The entries need to be copied exactly.
begin INPUT RECORDS
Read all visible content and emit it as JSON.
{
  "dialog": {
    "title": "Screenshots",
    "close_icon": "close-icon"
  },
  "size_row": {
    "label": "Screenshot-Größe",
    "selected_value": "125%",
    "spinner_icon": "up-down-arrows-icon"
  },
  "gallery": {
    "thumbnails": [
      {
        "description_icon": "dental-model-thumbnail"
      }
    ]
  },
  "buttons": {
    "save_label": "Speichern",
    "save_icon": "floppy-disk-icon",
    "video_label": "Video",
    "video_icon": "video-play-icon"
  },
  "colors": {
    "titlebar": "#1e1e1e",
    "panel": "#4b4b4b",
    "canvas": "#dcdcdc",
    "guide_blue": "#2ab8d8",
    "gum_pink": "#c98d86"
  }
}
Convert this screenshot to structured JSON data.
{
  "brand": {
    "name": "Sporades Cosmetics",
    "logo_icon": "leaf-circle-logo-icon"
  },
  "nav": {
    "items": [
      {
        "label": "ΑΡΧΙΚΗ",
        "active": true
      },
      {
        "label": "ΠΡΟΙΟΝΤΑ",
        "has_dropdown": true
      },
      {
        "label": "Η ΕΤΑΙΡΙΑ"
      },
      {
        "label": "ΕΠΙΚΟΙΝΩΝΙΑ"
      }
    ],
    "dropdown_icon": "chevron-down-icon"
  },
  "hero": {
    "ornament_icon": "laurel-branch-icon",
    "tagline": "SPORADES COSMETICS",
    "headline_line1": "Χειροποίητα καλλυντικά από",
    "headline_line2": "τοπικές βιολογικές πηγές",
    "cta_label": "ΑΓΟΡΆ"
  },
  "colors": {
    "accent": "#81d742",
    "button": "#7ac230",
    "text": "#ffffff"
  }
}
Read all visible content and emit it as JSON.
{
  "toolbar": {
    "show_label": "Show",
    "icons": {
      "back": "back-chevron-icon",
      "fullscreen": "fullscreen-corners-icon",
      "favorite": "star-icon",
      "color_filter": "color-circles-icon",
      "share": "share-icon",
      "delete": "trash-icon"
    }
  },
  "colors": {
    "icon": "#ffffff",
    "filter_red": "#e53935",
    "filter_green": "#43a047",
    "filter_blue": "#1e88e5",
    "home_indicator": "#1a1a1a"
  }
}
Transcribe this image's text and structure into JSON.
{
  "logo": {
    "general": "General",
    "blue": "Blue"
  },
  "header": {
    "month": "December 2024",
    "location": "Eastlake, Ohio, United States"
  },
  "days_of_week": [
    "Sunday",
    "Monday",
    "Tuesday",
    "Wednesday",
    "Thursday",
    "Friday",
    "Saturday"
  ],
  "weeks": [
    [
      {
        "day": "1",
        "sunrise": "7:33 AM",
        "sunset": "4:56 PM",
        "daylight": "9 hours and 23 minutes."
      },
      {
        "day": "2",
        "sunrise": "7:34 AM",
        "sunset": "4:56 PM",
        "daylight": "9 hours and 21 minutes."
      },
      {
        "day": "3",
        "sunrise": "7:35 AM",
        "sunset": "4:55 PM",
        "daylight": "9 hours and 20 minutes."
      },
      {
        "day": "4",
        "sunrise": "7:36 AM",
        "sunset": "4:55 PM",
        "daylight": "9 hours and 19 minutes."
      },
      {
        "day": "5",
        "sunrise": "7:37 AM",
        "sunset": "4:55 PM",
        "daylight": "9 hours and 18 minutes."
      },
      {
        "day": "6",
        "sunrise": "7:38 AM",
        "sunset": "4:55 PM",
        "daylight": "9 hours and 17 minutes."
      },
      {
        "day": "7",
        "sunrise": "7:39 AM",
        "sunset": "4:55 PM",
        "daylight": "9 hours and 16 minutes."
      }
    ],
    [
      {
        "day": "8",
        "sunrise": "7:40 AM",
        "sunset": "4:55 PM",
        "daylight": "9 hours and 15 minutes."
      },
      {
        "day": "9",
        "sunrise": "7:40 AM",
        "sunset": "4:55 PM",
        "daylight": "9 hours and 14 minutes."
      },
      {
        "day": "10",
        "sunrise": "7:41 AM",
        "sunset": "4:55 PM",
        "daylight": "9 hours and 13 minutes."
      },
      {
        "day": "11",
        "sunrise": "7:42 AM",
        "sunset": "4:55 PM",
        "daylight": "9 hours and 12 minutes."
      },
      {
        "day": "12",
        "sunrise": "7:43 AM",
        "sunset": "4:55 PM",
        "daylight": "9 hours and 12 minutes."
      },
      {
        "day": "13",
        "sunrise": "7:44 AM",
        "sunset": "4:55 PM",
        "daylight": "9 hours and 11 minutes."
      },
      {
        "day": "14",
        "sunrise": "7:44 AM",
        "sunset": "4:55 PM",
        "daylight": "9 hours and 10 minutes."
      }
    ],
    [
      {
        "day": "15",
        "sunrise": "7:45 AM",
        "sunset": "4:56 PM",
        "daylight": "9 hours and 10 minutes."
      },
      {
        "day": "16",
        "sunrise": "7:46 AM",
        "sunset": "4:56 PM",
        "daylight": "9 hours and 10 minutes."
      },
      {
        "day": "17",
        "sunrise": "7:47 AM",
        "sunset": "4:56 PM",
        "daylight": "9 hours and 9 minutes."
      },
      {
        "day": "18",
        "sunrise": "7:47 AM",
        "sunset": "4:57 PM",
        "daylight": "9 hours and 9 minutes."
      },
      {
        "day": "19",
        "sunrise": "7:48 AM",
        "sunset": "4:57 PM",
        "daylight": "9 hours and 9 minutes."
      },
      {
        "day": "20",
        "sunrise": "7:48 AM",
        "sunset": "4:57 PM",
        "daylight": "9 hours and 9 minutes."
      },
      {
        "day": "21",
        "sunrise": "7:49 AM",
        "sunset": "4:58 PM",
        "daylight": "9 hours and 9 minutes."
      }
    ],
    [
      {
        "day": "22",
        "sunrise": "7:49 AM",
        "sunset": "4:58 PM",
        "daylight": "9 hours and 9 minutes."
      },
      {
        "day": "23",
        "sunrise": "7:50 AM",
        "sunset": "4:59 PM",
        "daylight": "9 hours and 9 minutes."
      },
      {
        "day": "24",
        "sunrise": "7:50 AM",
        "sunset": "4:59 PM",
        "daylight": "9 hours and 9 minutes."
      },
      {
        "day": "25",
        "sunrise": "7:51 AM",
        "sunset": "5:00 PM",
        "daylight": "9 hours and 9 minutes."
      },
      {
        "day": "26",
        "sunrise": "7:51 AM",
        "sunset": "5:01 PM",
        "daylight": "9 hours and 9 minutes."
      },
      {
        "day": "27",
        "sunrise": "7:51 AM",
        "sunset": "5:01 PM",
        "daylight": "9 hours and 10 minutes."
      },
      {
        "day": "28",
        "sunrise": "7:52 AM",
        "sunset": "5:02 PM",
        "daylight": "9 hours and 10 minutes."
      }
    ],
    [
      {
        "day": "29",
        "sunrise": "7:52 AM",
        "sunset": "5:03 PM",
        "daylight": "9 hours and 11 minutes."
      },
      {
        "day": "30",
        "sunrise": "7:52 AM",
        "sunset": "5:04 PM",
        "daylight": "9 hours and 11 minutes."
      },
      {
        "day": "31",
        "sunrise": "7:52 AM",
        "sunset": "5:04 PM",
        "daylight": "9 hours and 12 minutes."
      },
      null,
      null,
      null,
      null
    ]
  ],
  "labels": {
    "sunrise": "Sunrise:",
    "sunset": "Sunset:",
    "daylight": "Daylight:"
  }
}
end INPUT RECORDS
— SOLUTION TO THIS PROBLEM —
Read all visible content and emit it as JSON.
{
  "dialog": {
    "title": "Screenshots",
    "close_icon": "close-icon"
  },
  "size_row": {
    "label": "Screenshot-Größe",
    "selected_value": "125%",
    "spinner_icon": "up-down-arrows-icon"
  },
  "gallery": {
    "thumbnails": [
      {
        "description_icon": "dental-model-thumbnail"
      }
    ]
  },
  "buttons": {
    "save_label": "Speichern",
    "save_icon": "floppy-disk-icon",
    "video_label": "Video",
    "video_icon": "video-play-icon"
  },
  "colors": {
    "titlebar": "#1e1e1e",
    "panel": "#4b4b4b",
    "canvas": "#dcdcdc",
    "guide_blue": "#2ab8d8",
    "gum_pink": "#c98d86"
  }
}
Convert this screenshot to structured JSON data.
{
  "brand": {
    "name": "Sporades Cosmetics",
    "logo_icon": "leaf-circle-logo-icon"
  },
  "nav": {
    "items": [
      {
        "label": "ΑΡΧΙΚΗ",
        "active": true
      },
      {
        "label": "ΠΡΟΙΟΝΤΑ",
        "has_dropdown": true
      },
      {
        "label": "Η ΕΤΑΙΡΙΑ"
      },
      {
        "label": "ΕΠΙΚΟΙΝΩΝΙΑ"
      }
    ],
    "dropdown_icon": "chevron-down-icon"
  },
  "hero": {
    "ornament_icon": "laurel-branch-icon",
    "tagline": "SPORADES COSMETICS",
    "headline_line1": "Χειροποίητα καλλυντικά από",
    "headline_line2": "τοπικές βιολογικές πηγές",
    "cta_label": "ΑΓΟΡΆ"
  },
  "colors": {
    "accent": "#81d742",
    "button": "#7ac230",
    "text": "#ffffff"
  }
}
Read all visible content and emit it as JSON.
{
  "toolbar": {
    "show_label": "Show",
    "icons": {
      "back": "back-chevron-icon",
      "fullscreen": "fullscreen-corners-icon",
      "favorite": "star-icon",
      "color_filter": "color-circles-icon",
      "share": "share-icon",
      "delete": "trash-icon"
    }
  },
  "colors": {
    "icon": "#ffffff",
    "filter_red": "#e53935",
    "filter_green": "#43a047",
    "filter_blue": "#1e88e5",
    "home_indicator": "#1a1a1a"
  }
}
Transcribe this image's text and structure into JSON.
{
  "logo": {
    "general": "General",
    "blue": "Blue"
  },
  "header": {
    "month": "December 2024",
    "location": "Eastlake, Ohio, United States"
  },
  "days_of_week": [
    "Sunday",
    "Monday",
    "Tuesday",
    "Wednesday",
    "Thursday",
    "Friday",
    "Saturday"
  ],
  "weeks": [
    [
      {
        "day": "1",
        "sunrise": "7:33 AM",
        "sunset": "4:56 PM",
        "daylight": "9 hours and 23 minutes."
      },
      {
        "day": "2",
        "sunrise": "7:34 AM",
        "sunset": "4:56 PM",
        "daylight": "9 hours and 21 minutes."
      },
      {
        "day": "3",
        "sunrise": "7:35 AM",
        "sunset": "4:55 PM",
        "daylight": "9 hours and 20 minutes."
      },
      {
        "day": "4",
        "sunrise": "7:36 AM",
        "sunset": "4:55 PM",
        "daylight": "9 hours and 19 minutes."
      },
      {
        "day": "5",
        "sunrise": "7:37 AM",
        "sunset": "4:55 PM",
        "daylight": "9 hours and 18 minutes."
      },
      {
        "day": "6",
        "sunrise": "7:38 AM",
        "sunset": "4:55 PM",
        "daylight": "9 hours and 17 minutes."
      },
      {
        "day": "7",
        "sunrise": "7:39 AM",
        "sunset": "4:55 PM",
        "daylight": "9 hours and 16 minutes."
      }
    ],
    [
      {
        "day": "8",
        "sunrise": "7:40 AM",
        "sunset": "4:55 PM",
        "daylight": "9 hours and 15 minutes."
      },
      {
        "day": "9",
        "sunrise": "7:40 AM",
        "sunset": "4:55 PM",
        "daylight": "9 hours and 14 minutes."
      },
      {
        "day": "10",
        "sunrise": "7:41 AM",
        "sunset": "4:55 PM",
        "daylight": "9 hours and 13 minutes."
      },
      {
        "day": "11",
        "sunrise": "7:42 AM",
        "sunset": "4:55 PM",
        "daylight": "9 hours and 12 minutes."
      },
      {
        "day": "12",
        "sunrise": "7:43 AM",
        "sunset": "4:55 PM",
        "daylight": "9 hours and 12 minutes."
      },
      {
        "day": "13",
        "sunrise": "7:44 AM",
        "sunset": "4:55 PM",
        "daylight": "9 hours and 11 minutes."
      },
      {
        "day": "14",
        "sunrise": "7:44 AM",
        "sunset": "4:55 PM",
        "daylight": "9 hours and 10 minutes."
      }
    ],
    [
      {
        "day": "15",
        "sunrise": "7:45 AM",
        "sunset": "4:56 PM",
        "daylight": "9 hours and 10 minutes."
      },
      {
        "day": "16",
        "sunrise": "7:46 AM",
        "sunset": "4:56 PM",
        "daylight": "9 hours and 10 minutes."
      },
      {
        "day": "17",
        "sunrise": "7:47 AM",
        "sunset": "4:56 PM",
        "daylight": "9 hours and 9 minutes."
      },
      {
        "day": "18",
        "sunrise": "7:47 AM",
        "sunset": "4:57 PM",
        "daylight": "9 hours and 9 minutes."
      },
      {
        "day": "19",
        "sunrise": "7:48 AM",
        "sunset": "4:57 PM",
        "daylight": "9 hours and 9 minutes."
      },
      {
        "day": "20",
        "sunrise": "7:48 AM",
        "sunset": "4:57 PM",
        "daylight": "9 hours and 9 minutes."
      },
      {
        "day": "21",
        "sunrise": "7:49 AM",
        "sunset": "4:58 PM",
        "daylight": "9 hours and 9 minutes."
      }
    ],
    [
      {
        "day": "22",
        "sunrise": "7:49 AM",
        "sunset": "4:58 PM",
        "daylight": "9 hours and 9 minutes."
      },
      {
        "day": "23",
        "sunrise": "7:50 AM",
        "sunset": "4:59 PM",
        "daylight": "9 hours and 9 minutes."
      },
      {
        "day": "24",
        "sunrise": "7:50 AM",
        "sunset": "4:59 PM",
        "daylight": "9 hours and 9 minutes."
      },
      {
        "day": "25",
        "sunrise": "7:51 AM",
        "sunset": "5:00 PM",
        "daylight": "9 hours and 9 minutes."
      },
      {
        "day": "26",
        "sunrise": "7:51 AM",
        "sunset": "5:01 PM",
        "daylight": "9 hours and 9 minutes."
      },
      {
        "day": "27",
        "sunrise": "7:51 AM",
        "sunset": "5:01 PM",
        "daylight": "9 hours and 10 minutes."
      },
      {
        "day": "28",
        "sunrise": "7:52 AM",
        "sunset": "5:02 PM",
        "daylight": "9 hours and 10 minutes."
      }
    ],
    [
      {
        "day": "29",
        "sunrise": "7:52 AM",
        "sunset": "5:03 PM",
        "daylight": "9 hours and 11 minutes."
      },
      {
        "day": "30",
        "sunrise": "7:52 AM",
        "sunset": "5:04 PM",
        "daylight": "9 hours and 11 minutes."
      },
      {
        "day": "31",
        "sunrise": "7:52 AM",
        "sunset": "5:04 PM",
        "daylight": "9 hours and 12 minutes."
      },
      null,
      null,
      null,
      null
    ]
  ],
  "labels": {
    "sunrise": "Sunrise:",
    "sunset": "Sunset:",
    "daylight": "Daylight:"
  }
}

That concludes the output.